++++ Listed entries

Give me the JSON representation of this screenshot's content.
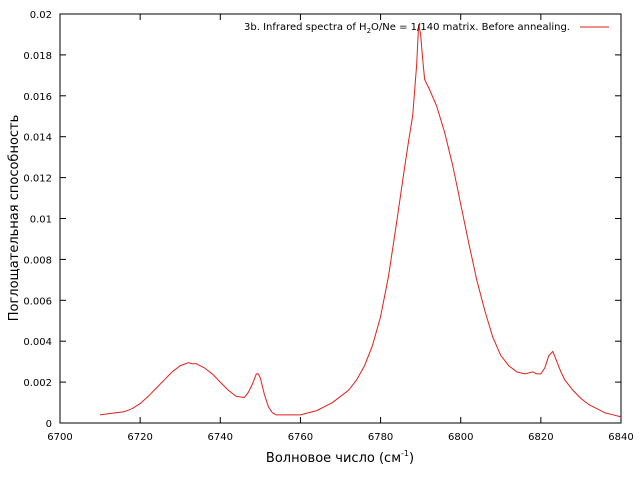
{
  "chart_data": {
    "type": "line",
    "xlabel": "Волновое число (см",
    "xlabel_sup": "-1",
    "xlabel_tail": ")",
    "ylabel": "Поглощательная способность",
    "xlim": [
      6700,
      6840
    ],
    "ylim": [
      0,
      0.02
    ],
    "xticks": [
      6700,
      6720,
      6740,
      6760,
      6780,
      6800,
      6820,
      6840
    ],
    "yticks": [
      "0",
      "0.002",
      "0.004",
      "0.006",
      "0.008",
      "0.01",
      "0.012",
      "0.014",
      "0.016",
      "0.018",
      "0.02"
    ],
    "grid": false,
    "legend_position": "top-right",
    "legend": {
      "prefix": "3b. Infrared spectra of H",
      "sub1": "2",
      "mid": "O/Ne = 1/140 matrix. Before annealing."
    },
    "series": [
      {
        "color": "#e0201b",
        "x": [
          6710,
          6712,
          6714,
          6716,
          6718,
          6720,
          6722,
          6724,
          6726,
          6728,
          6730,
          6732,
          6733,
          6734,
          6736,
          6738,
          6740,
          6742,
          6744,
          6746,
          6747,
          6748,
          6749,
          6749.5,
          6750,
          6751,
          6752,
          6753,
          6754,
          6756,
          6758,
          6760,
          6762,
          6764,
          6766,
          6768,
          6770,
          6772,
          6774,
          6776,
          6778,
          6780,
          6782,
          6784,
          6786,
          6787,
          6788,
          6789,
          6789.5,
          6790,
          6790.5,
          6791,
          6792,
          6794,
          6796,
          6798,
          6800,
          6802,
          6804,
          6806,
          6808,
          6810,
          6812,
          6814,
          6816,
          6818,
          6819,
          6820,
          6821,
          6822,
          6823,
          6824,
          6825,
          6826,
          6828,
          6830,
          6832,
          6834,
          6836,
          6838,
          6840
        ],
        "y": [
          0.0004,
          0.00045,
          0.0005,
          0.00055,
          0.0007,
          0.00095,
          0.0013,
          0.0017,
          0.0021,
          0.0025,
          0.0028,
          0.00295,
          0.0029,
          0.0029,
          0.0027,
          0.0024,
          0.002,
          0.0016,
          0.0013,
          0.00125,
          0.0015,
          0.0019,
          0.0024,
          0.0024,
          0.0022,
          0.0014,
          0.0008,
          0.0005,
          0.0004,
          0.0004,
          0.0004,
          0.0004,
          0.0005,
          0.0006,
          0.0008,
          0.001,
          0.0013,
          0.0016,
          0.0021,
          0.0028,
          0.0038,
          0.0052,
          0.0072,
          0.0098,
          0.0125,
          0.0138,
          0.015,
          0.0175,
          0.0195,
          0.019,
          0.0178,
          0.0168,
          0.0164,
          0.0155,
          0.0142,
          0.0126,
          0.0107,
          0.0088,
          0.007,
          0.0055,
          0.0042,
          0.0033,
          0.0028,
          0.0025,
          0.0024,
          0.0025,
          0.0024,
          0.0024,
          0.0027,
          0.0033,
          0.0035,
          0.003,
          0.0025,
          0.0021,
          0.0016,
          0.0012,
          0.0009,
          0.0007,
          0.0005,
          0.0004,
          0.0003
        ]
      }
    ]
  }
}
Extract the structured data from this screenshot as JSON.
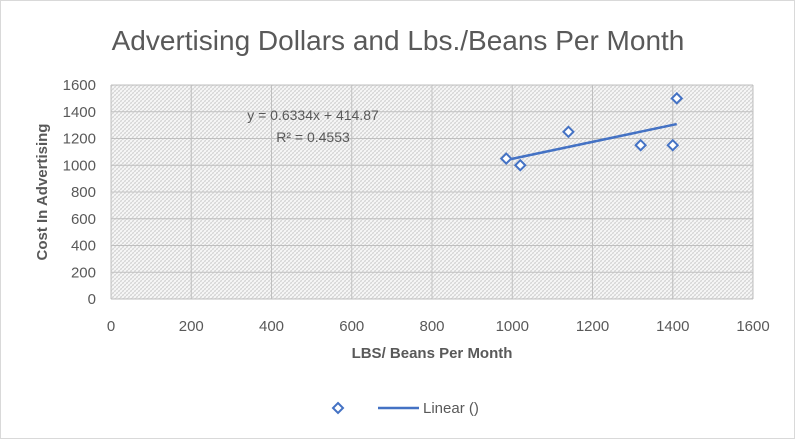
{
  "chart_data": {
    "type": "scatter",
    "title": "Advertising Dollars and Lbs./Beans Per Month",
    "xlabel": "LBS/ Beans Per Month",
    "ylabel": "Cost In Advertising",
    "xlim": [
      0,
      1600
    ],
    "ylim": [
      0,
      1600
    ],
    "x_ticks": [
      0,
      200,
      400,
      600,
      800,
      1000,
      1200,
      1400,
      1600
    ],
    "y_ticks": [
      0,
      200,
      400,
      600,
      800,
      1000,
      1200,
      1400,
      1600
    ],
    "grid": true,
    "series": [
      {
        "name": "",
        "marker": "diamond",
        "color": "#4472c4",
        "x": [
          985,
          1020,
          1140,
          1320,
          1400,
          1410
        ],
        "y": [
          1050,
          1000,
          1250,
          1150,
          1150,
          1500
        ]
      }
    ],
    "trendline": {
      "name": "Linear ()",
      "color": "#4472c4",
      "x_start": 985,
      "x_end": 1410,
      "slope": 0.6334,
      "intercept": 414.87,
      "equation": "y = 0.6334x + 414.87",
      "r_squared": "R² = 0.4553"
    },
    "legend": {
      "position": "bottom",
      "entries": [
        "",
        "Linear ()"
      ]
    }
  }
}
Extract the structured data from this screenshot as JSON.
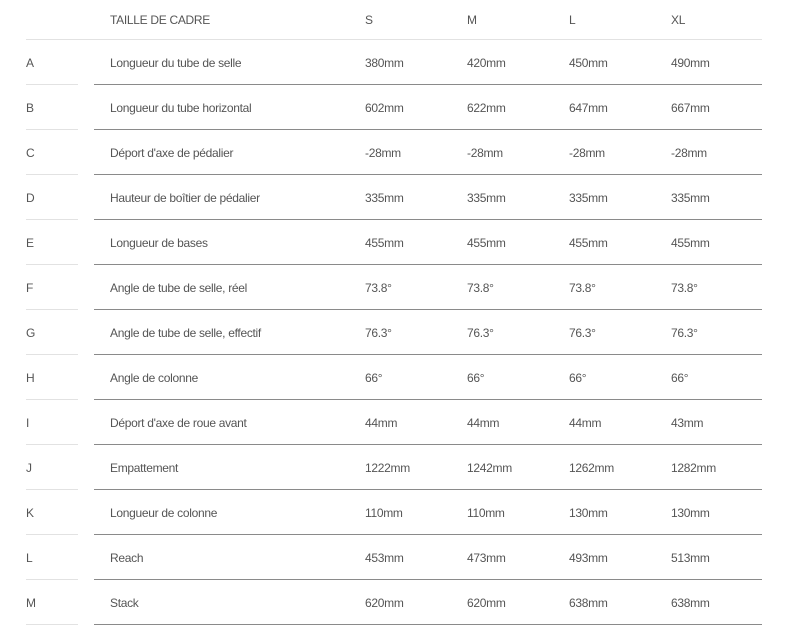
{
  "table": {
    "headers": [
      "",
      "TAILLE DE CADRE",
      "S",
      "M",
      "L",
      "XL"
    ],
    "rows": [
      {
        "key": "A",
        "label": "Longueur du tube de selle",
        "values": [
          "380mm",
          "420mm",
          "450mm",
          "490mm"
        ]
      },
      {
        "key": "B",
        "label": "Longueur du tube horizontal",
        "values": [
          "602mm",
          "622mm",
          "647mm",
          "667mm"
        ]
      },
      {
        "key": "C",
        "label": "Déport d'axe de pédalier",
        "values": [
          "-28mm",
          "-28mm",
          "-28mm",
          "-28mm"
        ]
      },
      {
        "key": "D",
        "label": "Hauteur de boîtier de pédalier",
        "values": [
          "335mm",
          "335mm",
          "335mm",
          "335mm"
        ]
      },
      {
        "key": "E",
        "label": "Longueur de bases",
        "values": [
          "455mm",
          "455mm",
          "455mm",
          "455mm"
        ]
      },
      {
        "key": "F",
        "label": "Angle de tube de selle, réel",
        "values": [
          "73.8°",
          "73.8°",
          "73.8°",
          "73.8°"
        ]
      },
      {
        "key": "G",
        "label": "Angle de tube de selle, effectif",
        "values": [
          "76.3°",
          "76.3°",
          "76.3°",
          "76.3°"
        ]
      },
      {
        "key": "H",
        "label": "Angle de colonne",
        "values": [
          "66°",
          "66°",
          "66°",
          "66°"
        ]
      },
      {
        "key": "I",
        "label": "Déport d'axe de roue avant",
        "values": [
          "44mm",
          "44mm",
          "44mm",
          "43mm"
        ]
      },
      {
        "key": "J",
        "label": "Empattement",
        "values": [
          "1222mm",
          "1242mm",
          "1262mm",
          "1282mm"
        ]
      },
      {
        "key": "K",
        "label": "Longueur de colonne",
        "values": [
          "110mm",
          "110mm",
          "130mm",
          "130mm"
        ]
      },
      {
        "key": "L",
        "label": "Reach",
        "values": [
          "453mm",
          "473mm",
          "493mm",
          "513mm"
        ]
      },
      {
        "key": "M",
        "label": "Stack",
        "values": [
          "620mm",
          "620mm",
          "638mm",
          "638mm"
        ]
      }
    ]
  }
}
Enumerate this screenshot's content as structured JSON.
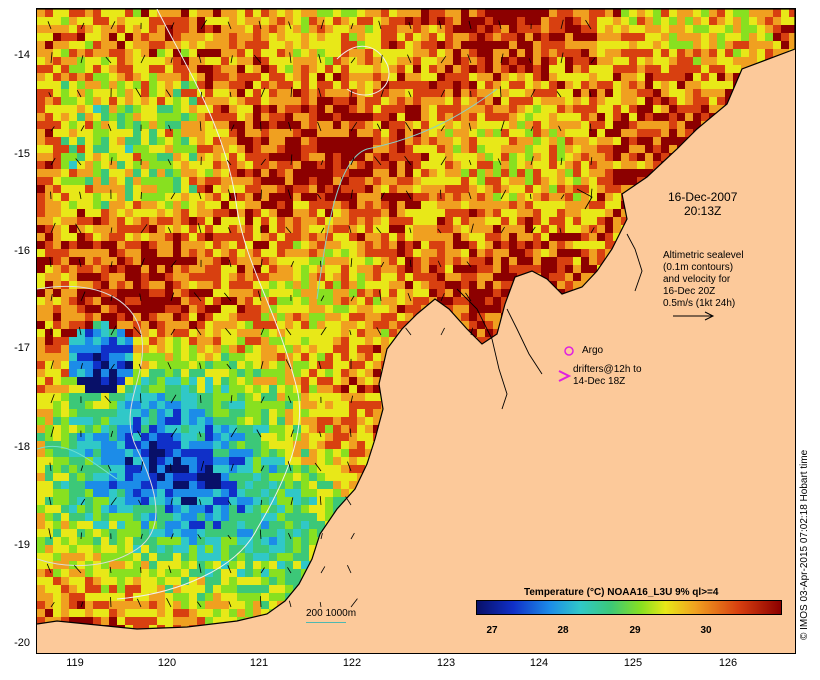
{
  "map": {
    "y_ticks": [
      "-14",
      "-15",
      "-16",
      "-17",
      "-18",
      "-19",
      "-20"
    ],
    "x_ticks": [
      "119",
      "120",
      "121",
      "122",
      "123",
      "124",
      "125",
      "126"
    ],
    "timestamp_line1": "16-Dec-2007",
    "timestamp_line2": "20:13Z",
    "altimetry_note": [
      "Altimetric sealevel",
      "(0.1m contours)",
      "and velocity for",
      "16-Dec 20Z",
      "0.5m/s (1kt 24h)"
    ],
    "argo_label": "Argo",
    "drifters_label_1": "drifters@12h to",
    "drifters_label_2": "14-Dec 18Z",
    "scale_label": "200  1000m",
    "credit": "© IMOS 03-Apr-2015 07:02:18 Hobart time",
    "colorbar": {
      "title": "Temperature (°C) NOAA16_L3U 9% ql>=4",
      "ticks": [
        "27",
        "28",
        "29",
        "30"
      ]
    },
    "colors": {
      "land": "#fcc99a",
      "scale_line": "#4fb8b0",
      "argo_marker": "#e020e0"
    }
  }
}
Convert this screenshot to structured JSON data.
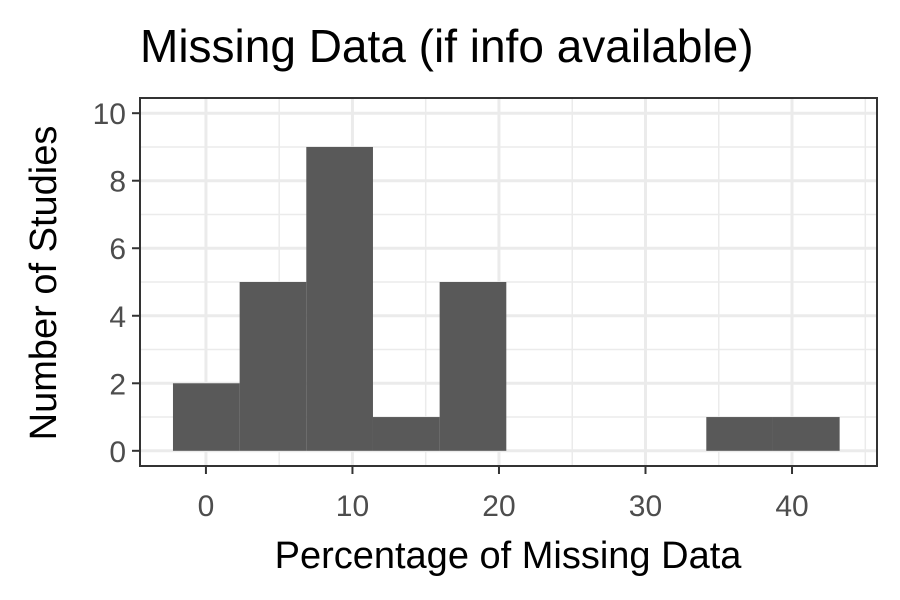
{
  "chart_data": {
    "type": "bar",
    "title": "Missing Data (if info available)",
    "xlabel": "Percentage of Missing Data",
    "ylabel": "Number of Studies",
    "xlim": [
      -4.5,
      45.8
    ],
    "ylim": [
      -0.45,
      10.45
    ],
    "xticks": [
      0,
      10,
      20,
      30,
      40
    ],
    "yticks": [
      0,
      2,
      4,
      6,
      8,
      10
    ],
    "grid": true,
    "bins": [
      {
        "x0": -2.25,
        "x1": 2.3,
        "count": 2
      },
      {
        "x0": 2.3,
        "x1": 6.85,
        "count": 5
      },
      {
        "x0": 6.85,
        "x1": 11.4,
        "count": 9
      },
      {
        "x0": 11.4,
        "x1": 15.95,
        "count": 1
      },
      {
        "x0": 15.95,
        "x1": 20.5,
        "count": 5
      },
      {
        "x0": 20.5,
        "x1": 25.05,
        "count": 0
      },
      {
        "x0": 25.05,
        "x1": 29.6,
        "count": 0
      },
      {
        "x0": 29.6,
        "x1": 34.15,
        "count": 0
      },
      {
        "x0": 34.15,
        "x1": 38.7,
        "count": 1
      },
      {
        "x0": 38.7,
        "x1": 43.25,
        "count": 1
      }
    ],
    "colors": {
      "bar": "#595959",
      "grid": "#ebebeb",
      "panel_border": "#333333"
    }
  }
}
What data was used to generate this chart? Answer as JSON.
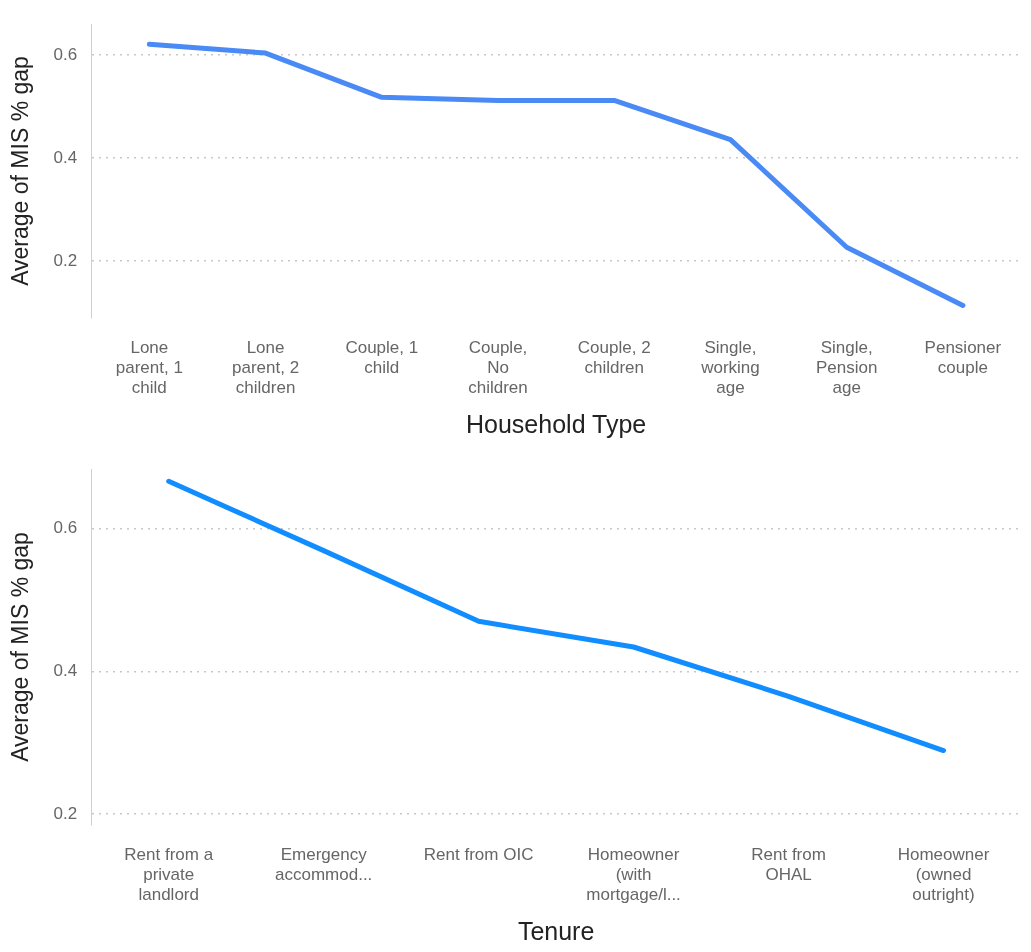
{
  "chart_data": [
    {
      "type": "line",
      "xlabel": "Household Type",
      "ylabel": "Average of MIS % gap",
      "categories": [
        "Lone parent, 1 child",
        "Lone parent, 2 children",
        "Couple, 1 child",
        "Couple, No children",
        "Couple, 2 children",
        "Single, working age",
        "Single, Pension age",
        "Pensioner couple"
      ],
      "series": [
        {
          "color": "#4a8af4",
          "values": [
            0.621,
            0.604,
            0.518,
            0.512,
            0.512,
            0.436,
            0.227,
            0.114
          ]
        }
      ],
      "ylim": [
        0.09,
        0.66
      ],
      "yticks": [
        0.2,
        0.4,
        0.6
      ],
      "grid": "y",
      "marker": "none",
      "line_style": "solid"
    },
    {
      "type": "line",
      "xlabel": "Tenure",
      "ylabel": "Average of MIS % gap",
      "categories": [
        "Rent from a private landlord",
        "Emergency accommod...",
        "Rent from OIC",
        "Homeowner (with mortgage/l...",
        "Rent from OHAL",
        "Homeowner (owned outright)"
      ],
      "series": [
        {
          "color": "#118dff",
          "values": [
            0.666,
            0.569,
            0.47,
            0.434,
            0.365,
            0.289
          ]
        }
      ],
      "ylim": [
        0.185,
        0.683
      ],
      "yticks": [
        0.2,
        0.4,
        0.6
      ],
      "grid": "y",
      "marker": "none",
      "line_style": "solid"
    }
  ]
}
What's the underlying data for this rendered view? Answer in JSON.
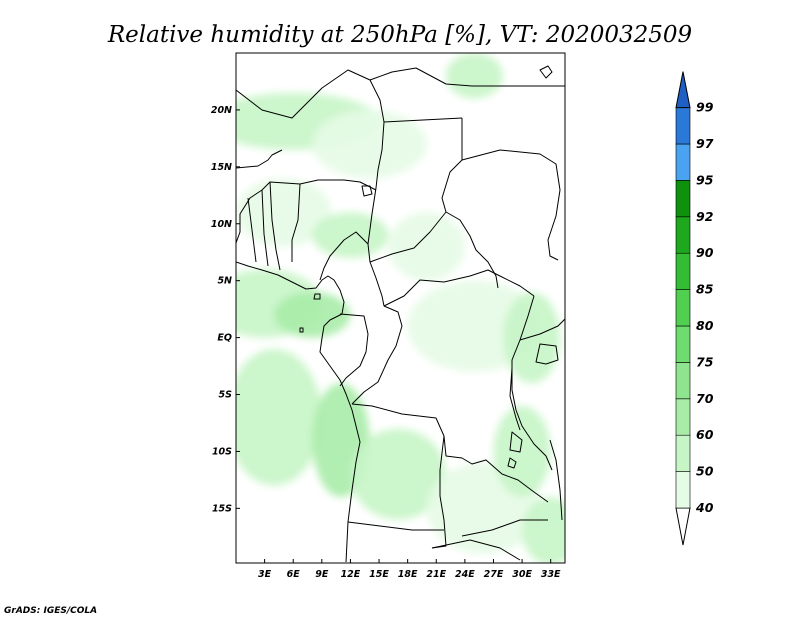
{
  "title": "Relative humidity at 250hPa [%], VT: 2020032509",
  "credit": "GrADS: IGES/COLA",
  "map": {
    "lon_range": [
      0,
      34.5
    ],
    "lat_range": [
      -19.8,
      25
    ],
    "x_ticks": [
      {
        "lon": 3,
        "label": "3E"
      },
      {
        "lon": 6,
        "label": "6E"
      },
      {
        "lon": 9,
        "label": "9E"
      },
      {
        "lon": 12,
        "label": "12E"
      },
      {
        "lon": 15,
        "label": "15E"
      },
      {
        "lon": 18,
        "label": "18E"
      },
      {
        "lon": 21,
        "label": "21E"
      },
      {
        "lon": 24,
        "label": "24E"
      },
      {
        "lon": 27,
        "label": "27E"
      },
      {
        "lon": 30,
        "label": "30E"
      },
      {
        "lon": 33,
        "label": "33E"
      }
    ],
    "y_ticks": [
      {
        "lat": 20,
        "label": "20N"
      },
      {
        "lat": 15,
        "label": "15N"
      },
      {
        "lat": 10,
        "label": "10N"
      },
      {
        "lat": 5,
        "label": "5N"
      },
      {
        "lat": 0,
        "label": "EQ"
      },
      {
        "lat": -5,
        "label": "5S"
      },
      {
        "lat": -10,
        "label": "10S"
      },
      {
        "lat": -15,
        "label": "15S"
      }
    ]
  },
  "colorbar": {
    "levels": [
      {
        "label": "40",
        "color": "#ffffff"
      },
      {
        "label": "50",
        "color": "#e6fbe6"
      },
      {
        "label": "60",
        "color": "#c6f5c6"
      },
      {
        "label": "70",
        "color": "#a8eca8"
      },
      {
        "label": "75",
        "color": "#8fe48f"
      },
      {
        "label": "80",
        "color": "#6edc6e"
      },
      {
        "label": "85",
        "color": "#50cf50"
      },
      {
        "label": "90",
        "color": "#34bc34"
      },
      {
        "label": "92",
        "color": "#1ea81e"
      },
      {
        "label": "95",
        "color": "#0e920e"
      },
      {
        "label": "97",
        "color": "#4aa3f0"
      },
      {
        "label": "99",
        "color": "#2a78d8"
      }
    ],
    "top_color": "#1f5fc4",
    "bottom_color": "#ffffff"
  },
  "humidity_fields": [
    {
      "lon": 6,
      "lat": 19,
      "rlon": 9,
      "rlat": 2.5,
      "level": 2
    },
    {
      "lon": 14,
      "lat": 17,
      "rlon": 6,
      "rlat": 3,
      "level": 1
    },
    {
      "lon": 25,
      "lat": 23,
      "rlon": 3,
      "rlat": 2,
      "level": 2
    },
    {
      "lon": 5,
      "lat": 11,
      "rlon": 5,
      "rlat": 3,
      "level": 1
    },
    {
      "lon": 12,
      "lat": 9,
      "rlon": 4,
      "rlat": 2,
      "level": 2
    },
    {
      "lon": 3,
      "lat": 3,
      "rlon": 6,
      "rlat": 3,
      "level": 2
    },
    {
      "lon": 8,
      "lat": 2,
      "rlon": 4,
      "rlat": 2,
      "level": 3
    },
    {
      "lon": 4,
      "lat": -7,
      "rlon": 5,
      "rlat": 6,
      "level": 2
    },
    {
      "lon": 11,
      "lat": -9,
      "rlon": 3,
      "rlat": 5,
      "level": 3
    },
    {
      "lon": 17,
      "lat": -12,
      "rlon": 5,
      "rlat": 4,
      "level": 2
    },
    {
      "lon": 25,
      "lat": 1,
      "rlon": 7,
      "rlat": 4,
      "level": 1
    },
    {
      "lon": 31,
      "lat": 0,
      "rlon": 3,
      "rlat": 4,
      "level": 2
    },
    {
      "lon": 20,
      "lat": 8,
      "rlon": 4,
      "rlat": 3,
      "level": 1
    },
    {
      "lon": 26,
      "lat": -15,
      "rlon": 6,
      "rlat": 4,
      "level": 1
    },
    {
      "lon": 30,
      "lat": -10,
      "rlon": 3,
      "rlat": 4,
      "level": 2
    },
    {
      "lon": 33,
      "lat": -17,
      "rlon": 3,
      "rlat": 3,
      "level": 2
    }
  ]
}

++++++++

**Exercise**
Note each line of the entries that has "selle" in it, and copy those lines.

**Output of the task**
        "label": "Longueur du tube de selle",
        "label": "Angle de tube de selle, réel",
        "label": "Angle de tube de selle, effectif",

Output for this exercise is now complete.